_WHAT THE TASK ASKS_
Could you give the lines of each of the records below as a numbered list, leaving out blank lines and any pictures?

(Image-based layout entries)
+ + +

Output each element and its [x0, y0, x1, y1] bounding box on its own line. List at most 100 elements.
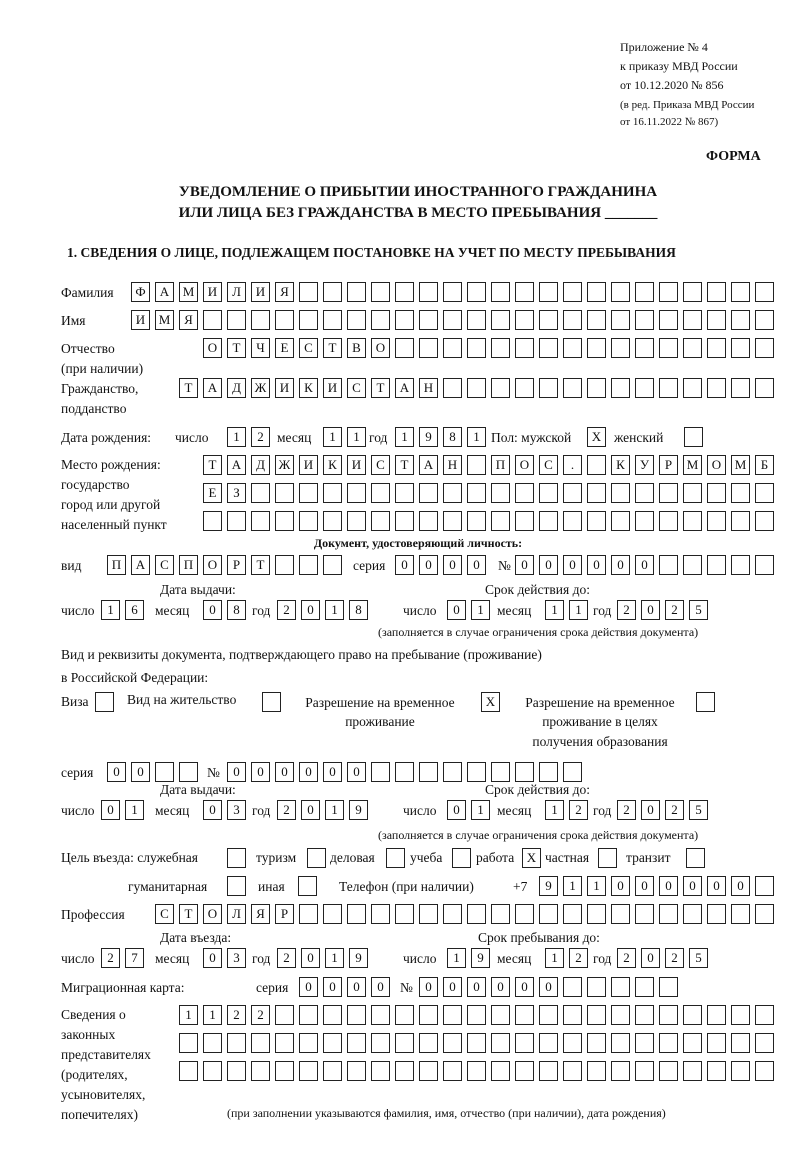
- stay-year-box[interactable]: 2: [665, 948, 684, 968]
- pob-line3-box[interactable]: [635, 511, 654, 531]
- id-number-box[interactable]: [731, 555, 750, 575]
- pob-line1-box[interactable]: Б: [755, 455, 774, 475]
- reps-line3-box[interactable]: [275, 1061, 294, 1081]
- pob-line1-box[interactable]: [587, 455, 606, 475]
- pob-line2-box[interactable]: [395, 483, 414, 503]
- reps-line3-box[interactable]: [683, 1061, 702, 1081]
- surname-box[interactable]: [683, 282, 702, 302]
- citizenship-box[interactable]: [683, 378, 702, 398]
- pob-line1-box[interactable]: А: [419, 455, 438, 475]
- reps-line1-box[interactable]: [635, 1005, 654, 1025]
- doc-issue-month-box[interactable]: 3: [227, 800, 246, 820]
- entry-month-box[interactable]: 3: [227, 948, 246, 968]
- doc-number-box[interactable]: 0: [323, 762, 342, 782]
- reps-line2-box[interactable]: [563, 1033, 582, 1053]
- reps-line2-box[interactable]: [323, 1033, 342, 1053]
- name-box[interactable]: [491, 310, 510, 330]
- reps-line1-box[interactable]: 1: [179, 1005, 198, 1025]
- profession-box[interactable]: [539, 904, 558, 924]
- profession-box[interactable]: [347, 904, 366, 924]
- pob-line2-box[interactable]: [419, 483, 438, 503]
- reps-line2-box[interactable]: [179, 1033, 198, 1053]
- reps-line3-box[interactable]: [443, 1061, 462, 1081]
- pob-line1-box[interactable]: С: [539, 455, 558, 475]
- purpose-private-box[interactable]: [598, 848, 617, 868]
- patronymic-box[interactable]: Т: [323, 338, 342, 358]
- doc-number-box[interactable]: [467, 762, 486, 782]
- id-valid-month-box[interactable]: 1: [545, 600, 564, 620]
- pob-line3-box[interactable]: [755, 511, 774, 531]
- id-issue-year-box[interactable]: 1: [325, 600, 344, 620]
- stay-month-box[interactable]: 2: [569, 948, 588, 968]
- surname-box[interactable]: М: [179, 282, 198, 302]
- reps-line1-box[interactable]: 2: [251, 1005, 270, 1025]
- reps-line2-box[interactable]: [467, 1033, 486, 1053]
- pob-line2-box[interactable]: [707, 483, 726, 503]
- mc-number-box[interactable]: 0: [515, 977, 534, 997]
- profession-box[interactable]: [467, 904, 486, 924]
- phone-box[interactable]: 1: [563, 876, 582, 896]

+ + +

_RESULT_
1. Output each element and its [x0, y0, x1, y1] bounding box on its own line. List at most 100 elements.
2. - stay-year-box[interactable]: 2: [665, 948, 684, 968]
3. - pob-line3-box[interactable]: [635, 511, 654, 531]
4. - id-number-box[interactable]: [731, 555, 750, 575]
5. - pob-line1-box[interactable]: Б: [755, 455, 774, 475]
6. - reps-line3-box[interactable]: [275, 1061, 294, 1081]
7. - pob-line1-box[interactable]: [587, 455, 606, 475]
8. - pob-line2-box[interactable]: [395, 483, 414, 503]
9. - reps-line3-box[interactable]: [683, 1061, 702, 1081]
10. - surname-box[interactable]: [683, 282, 702, 302]
11. - citizenship-box[interactable]: [683, 378, 702, 398]
12. - pob-line1-box[interactable]: А: [419, 455, 438, 475]
13. - reps-line1-box[interactable]: [635, 1005, 654, 1025]
14. - doc-issue-month-box[interactable]: 3: [227, 800, 246, 820]
15. - entry-month-box[interactable]: 3: [227, 948, 246, 968]
16. - doc-number-box[interactable]: 0: [323, 762, 342, 782]
17. - reps-line2-box[interactable]: [563, 1033, 582, 1053]
18. - reps-line2-box[interactable]: [323, 1033, 342, 1053]
19. - name-box[interactable]: [491, 310, 510, 330]
20. - reps-line1-box[interactable]: 1: [179, 1005, 198, 1025]
21. - profession-box[interactable]: [539, 904, 558, 924]
22. - profession-box[interactable]: [347, 904, 366, 924]
23. - pob-line2-box[interactable]: [419, 483, 438, 503]
24. - reps-line2-box[interactable]: [179, 1033, 198, 1053]
25. - reps-line3-box[interactable]: [443, 1061, 462, 1081]
26. - pob-line1-box[interactable]: С: [539, 455, 558, 475]
27. - purpose-private-box[interactable]: [598, 848, 617, 868]
28. - patronymic-box[interactable]: Т: [323, 338, 342, 358]
29. - doc-number-box[interactable]: [467, 762, 486, 782]
30. - id-valid-month-box[interactable]: 1: [545, 600, 564, 620]
31. - pob-line3-box[interactable]: [755, 511, 774, 531]
32. - id-issue-year-box[interactable]: 1: [325, 600, 344, 620]
33. - stay-month-box[interactable]: 2: [569, 948, 588, 968]
34. - surname-box[interactable]: М: [179, 282, 198, 302]
35. - reps-line1-box[interactable]: 2: [251, 1005, 270, 1025]
36. - reps-line2-box[interactable]: [467, 1033, 486, 1053]
37. - pob-line2-box[interactable]: [707, 483, 726, 503]
38. - mc-number-box[interactable]: 0: [515, 977, 534, 997]
39. - profession-box[interactable]: [467, 904, 486, 924]
40. - phone-box[interactable]: 1: [563, 876, 582, 896]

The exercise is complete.